Input for this task ::
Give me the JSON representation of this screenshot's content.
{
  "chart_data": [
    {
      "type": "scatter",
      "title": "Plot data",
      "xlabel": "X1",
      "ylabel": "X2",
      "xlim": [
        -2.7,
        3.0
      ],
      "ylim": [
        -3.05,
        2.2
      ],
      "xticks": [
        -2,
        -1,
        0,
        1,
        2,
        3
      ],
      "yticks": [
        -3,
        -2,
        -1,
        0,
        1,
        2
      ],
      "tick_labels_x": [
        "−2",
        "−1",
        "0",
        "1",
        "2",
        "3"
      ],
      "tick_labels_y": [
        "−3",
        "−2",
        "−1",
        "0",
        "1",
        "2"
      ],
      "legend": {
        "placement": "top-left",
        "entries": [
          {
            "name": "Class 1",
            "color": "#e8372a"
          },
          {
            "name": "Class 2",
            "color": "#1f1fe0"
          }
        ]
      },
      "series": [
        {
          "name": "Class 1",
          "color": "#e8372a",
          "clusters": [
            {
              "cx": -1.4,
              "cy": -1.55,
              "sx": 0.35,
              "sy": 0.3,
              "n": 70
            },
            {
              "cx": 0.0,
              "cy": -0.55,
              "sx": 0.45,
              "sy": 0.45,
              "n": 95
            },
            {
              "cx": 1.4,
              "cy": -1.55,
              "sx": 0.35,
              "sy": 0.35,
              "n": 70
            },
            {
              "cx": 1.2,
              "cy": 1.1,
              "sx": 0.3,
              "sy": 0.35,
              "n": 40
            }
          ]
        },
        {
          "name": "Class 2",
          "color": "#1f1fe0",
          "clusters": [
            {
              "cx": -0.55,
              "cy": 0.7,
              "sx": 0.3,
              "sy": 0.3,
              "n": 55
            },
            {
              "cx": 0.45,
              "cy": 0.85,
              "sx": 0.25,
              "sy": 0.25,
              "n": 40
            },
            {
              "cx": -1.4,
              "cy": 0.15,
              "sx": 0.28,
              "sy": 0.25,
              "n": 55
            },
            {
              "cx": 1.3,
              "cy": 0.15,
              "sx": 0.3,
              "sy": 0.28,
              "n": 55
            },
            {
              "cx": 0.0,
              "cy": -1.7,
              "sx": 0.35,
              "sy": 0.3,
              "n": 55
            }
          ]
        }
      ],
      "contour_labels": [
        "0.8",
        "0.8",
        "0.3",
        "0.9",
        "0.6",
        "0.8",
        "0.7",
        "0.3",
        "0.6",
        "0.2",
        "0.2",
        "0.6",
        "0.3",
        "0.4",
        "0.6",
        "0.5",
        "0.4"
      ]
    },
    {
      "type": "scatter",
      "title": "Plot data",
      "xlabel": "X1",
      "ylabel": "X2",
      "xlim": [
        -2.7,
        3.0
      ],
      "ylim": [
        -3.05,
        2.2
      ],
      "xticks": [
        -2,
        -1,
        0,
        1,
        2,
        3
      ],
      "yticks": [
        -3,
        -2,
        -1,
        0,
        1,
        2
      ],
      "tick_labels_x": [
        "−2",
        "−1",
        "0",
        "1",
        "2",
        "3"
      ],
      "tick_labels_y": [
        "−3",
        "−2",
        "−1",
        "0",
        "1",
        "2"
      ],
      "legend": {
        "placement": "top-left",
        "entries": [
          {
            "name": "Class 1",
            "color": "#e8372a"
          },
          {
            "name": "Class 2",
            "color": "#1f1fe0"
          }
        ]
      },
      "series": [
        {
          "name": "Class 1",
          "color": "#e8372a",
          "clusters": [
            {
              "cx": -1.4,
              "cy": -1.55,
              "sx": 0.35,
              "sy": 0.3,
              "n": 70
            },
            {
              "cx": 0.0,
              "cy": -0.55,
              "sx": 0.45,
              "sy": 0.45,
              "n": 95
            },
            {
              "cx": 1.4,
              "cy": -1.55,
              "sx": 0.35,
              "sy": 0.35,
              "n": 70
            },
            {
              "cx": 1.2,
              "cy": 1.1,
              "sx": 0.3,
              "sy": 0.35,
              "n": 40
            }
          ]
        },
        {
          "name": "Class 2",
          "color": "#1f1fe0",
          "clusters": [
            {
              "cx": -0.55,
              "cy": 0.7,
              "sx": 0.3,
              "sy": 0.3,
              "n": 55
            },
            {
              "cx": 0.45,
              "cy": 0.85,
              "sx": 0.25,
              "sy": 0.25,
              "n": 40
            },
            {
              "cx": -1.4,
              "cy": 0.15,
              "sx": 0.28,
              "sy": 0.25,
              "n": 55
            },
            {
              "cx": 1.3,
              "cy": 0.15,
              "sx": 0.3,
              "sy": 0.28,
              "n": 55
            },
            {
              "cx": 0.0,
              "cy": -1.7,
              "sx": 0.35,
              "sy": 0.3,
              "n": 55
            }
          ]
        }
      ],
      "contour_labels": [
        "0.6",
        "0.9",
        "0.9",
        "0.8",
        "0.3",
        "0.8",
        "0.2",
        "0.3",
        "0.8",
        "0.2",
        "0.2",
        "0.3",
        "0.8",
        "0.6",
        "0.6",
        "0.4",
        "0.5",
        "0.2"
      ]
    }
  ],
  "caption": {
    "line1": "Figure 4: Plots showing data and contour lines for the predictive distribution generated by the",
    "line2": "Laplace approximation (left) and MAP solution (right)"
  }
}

Written request :: Copy out the full listing exactly.

Written solution ::
Give me the JSON representation of this screenshot's content.
{
  "chart_data": [
    {
      "type": "scatter",
      "title": "Plot data",
      "xlabel": "X1",
      "ylabel": "X2",
      "xlim": [
        -2.7,
        3.0
      ],
      "ylim": [
        -3.05,
        2.2
      ],
      "xticks": [
        -2,
        -1,
        0,
        1,
        2,
        3
      ],
      "yticks": [
        -3,
        -2,
        -1,
        0,
        1,
        2
      ],
      "tick_labels_x": [
        "−2",
        "−1",
        "0",
        "1",
        "2",
        "3"
      ],
      "tick_labels_y": [
        "−3",
        "−2",
        "−1",
        "0",
        "1",
        "2"
      ],
      "legend": {
        "placement": "top-left",
        "entries": [
          {
            "name": "Class 1",
            "color": "#e8372a"
          },
          {
            "name": "Class 2",
            "color": "#1f1fe0"
          }
        ]
      },
      "series": [
        {
          "name": "Class 1",
          "color": "#e8372a",
          "clusters": [
            {
              "cx": -1.4,
              "cy": -1.55,
              "sx": 0.35,
              "sy": 0.3,
              "n": 70
            },
            {
              "cx": 0.0,
              "cy": -0.55,
              "sx": 0.45,
              "sy": 0.45,
              "n": 95
            },
            {
              "cx": 1.4,
              "cy": -1.55,
              "sx": 0.35,
              "sy": 0.35,
              "n": 70
            },
            {
              "cx": 1.2,
              "cy": 1.1,
              "sx": 0.3,
              "sy": 0.35,
              "n": 40
            }
          ]
        },
        {
          "name": "Class 2",
          "color": "#1f1fe0",
          "clusters": [
            {
              "cx": -0.55,
              "cy": 0.7,
              "sx": 0.3,
              "sy": 0.3,
              "n": 55
            },
            {
              "cx": 0.45,
              "cy": 0.85,
              "sx": 0.25,
              "sy": 0.25,
              "n": 40
            },
            {
              "cx": -1.4,
              "cy": 0.15,
              "sx": 0.28,
              "sy": 0.25,
              "n": 55
            },
            {
              "cx": 1.3,
              "cy": 0.15,
              "sx": 0.3,
              "sy": 0.28,
              "n": 55
            },
            {
              "cx": 0.0,
              "cy": -1.7,
              "sx": 0.35,
              "sy": 0.3,
              "n": 55
            }
          ]
        }
      ],
      "contour_labels": [
        "0.8",
        "0.8",
        "0.3",
        "0.9",
        "0.6",
        "0.8",
        "0.7",
        "0.3",
        "0.6",
        "0.2",
        "0.2",
        "0.6",
        "0.3",
        "0.4",
        "0.6",
        "0.5",
        "0.4"
      ]
    },
    {
      "type": "scatter",
      "title": "Plot data",
      "xlabel": "X1",
      "ylabel": "X2",
      "xlim": [
        -2.7,
        3.0
      ],
      "ylim": [
        -3.05,
        2.2
      ],
      "xticks": [
        -2,
        -1,
        0,
        1,
        2,
        3
      ],
      "yticks": [
        -3,
        -2,
        -1,
        0,
        1,
        2
      ],
      "tick_labels_x": [
        "−2",
        "−1",
        "0",
        "1",
        "2",
        "3"
      ],
      "tick_labels_y": [
        "−3",
        "−2",
        "−1",
        "0",
        "1",
        "2"
      ],
      "legend": {
        "placement": "top-left",
        "entries": [
          {
            "name": "Class 1",
            "color": "#e8372a"
          },
          {
            "name": "Class 2",
            "color": "#1f1fe0"
          }
        ]
      },
      "series": [
        {
          "name": "Class 1",
          "color": "#e8372a",
          "clusters": [
            {
              "cx": -1.4,
              "cy": -1.55,
              "sx": 0.35,
              "sy": 0.3,
              "n": 70
            },
            {
              "cx": 0.0,
              "cy": -0.55,
              "sx": 0.45,
              "sy": 0.45,
              "n": 95
            },
            {
              "cx": 1.4,
              "cy": -1.55,
              "sx": 0.35,
              "sy": 0.35,
              "n": 70
            },
            {
              "cx": 1.2,
              "cy": 1.1,
              "sx": 0.3,
              "sy": 0.35,
              "n": 40
            }
          ]
        },
        {
          "name": "Class 2",
          "color": "#1f1fe0",
          "clusters": [
            {
              "cx": -0.55,
              "cy": 0.7,
              "sx": 0.3,
              "sy": 0.3,
              "n": 55
            },
            {
              "cx": 0.45,
              "cy": 0.85,
              "sx": 0.25,
              "sy": 0.25,
              "n": 40
            },
            {
              "cx": -1.4,
              "cy": 0.15,
              "sx": 0.28,
              "sy": 0.25,
              "n": 55
            },
            {
              "cx": 1.3,
              "cy": 0.15,
              "sx": 0.3,
              "sy": 0.28,
              "n": 55
            },
            {
              "cx": 0.0,
              "cy": -1.7,
              "sx": 0.35,
              "sy": 0.3,
              "n": 55
            }
          ]
        }
      ],
      "contour_labels": [
        "0.6",
        "0.9",
        "0.9",
        "0.8",
        "0.3",
        "0.8",
        "0.2",
        "0.3",
        "0.8",
        "0.2",
        "0.2",
        "0.3",
        "0.8",
        "0.6",
        "0.6",
        "0.4",
        "0.5",
        "0.2"
      ]
    }
  ],
  "caption": {
    "line1": "Figure 4: Plots showing data and contour lines for the predictive distribution generated by the",
    "line2": "Laplace approximation (left) and MAP solution (right)"
  }
}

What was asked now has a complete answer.